Dataset records on visual material:
---------------
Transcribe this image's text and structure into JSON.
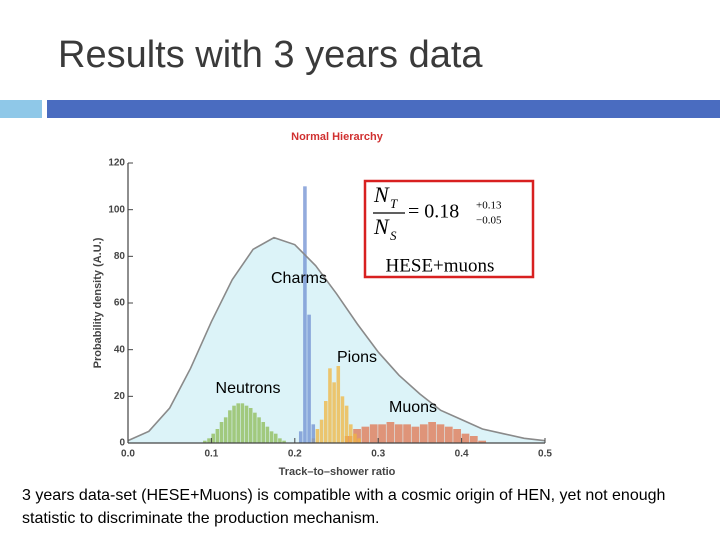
{
  "slide_title": "Results with 3 years data",
  "caption": "3 years data-set (HESE+Muons) is compatible with a cosmic origin of HEN, yet not enough statistic to discriminate the production mechanism.",
  "chart_data": {
    "type": "histogram",
    "title": "Normal Hierarchy",
    "x_label": "Track–to–shower ratio",
    "y_label": "Probability density (A.U.)",
    "xlim": [
      0,
      0.5
    ],
    "ylim": [
      0,
      120
    ],
    "xticks": [
      {
        "value": 0,
        "label": "0.0"
      },
      0.1,
      0.2,
      0.3,
      0.4,
      0.5
    ],
    "yticks": [
      0,
      20,
      40,
      60,
      80,
      100,
      120
    ],
    "curve": {
      "name": "HESE+muons",
      "color": "#8a8a8a",
      "fill": "#dcf3f8",
      "x": [
        0,
        0.025,
        0.05,
        0.075,
        0.1,
        0.125,
        0.15,
        0.175,
        0.2,
        0.225,
        0.25,
        0.275,
        0.3,
        0.325,
        0.35,
        0.375,
        0.4,
        0.425,
        0.45,
        0.475,
        0.5
      ],
      "values": [
        1,
        5,
        15,
        32,
        52,
        70,
        83,
        88,
        85,
        76,
        64,
        51,
        39,
        29,
        21,
        14,
        10,
        6,
        4,
        2,
        1
      ]
    },
    "series": [
      {
        "name": "Neutrons",
        "color": "#8dbb55",
        "bins": [
          0.09,
          0.095,
          0.1,
          0.105,
          0.11,
          0.115,
          0.12,
          0.125,
          0.13,
          0.135,
          0.14,
          0.145,
          0.15,
          0.155,
          0.16,
          0.165,
          0.17,
          0.175,
          0.18,
          0.185,
          0.19
        ],
        "values": [
          1,
          2,
          4,
          6,
          9,
          11,
          14,
          16,
          17,
          17,
          16,
          15,
          13,
          11,
          9,
          7,
          5,
          4,
          2,
          1
        ]
      },
      {
        "name": "Muons",
        "color": "#e0744f",
        "bins": [
          0.26,
          0.27,
          0.28,
          0.29,
          0.3,
          0.31,
          0.32,
          0.33,
          0.34,
          0.35,
          0.36,
          0.37,
          0.38,
          0.39,
          0.4,
          0.41,
          0.42,
          0.43
        ],
        "values": [
          3,
          6,
          7,
          8,
          8,
          9,
          8,
          8,
          7,
          8,
          9,
          8,
          7,
          6,
          4,
          3,
          1
        ]
      },
      {
        "name": "Pions",
        "color": "#f0b640",
        "bins": [
          0.22,
          0.225,
          0.23,
          0.235,
          0.24,
          0.245,
          0.25,
          0.255,
          0.26,
          0.265,
          0.27,
          0.275,
          0.28
        ],
        "values": [
          2,
          6,
          10,
          18,
          32,
          26,
          33,
          20,
          16,
          8,
          4,
          2
        ]
      },
      {
        "name": "Charms",
        "color": "#6f8fd2",
        "bins": [
          0.205,
          0.21,
          0.215,
          0.22,
          0.225
        ],
        "values": [
          5,
          110,
          55,
          8
        ]
      }
    ],
    "annotation": {
      "numerator": "N",
      "numerator_sub": "T",
      "denominator": "N",
      "denominator_sub": "S",
      "value": "= 0.18",
      "upper": "+0.13",
      "lower": "−0.05"
    }
  }
}
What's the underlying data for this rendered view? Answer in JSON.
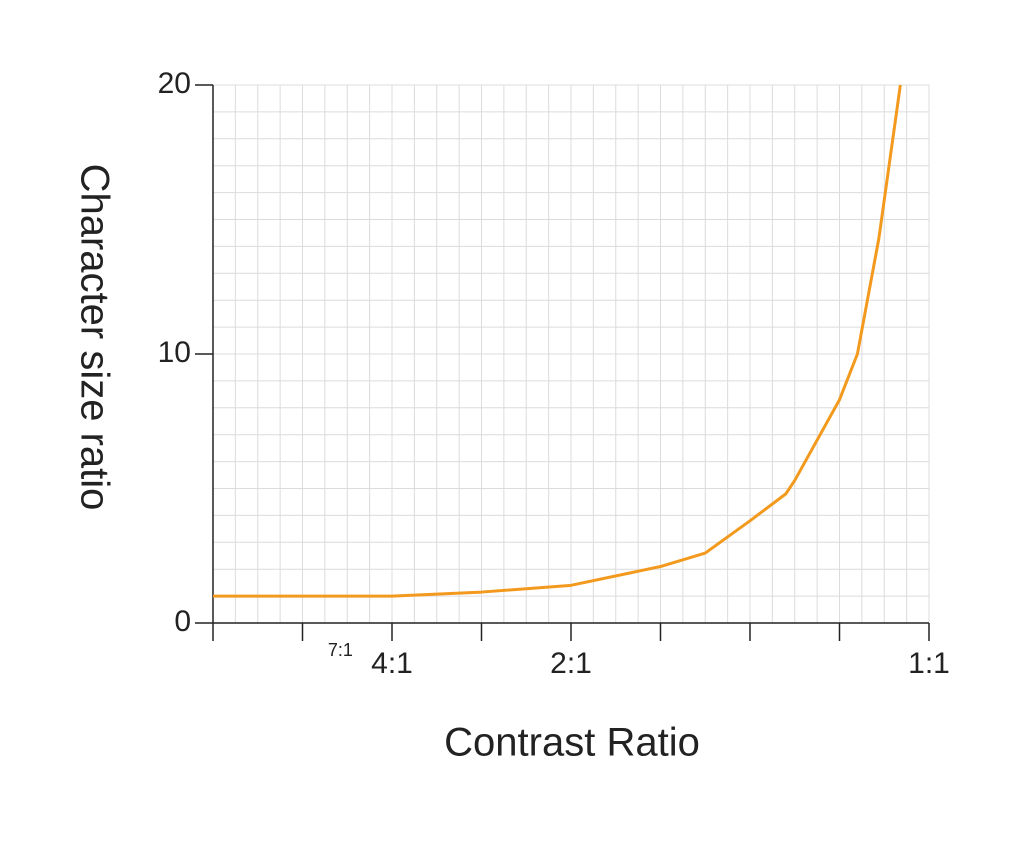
{
  "chart_data": {
    "type": "line",
    "xlabel": "Contrast Ratio",
    "ylabel": "Character size ratio",
    "x": [
      0,
      0.25,
      0.375,
      0.5,
      0.625,
      0.6875,
      0.75,
      0.8,
      0.8125,
      0.875,
      0.9,
      0.93,
      0.96
    ],
    "series": [
      {
        "color": "#f39a1e",
        "values": [
          1.0,
          1.0,
          1.15,
          1.4,
          2.1,
          2.6,
          3.8,
          4.8,
          5.3,
          8.3,
          10,
          14.3,
          20
        ]
      }
    ],
    "xlim": [
      0,
      1
    ],
    "ylim": [
      0,
      20
    ],
    "xticks": [
      {
        "value": 0,
        "label": null
      },
      {
        "value": 0.125,
        "label": null
      },
      {
        "value": 0.25,
        "label": "4:1"
      },
      {
        "value": 0.375,
        "label": null
      },
      {
        "value": 0.5,
        "label": "2:1"
      },
      {
        "value": 0.625,
        "label": null
      },
      {
        "value": 0.75,
        "label": null
      },
      {
        "value": 0.875,
        "label": null
      },
      {
        "value": 1,
        "label": "1:1"
      }
    ],
    "xtick_minor_labels": [
      {
        "value": 0.143,
        "label": "7:1"
      }
    ],
    "yticks": [
      0,
      10,
      20
    ],
    "grid": true,
    "minor_grid_step": {
      "x": 0.03125,
      "y": 1
    }
  }
}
---------------
- EXERCISE DIRECTIONS
Scan the listing above and identify each line holding the string "color"; copy every such line.

- ANSWER FOR THIS EXERCISE
      "color": "#8a8a8a",
        "color": "#8dbb55",
        "color": "#e0744f",
        "color": "#f0b640",
        "color": "#6f8fd2",
        "color": "#f39a1e",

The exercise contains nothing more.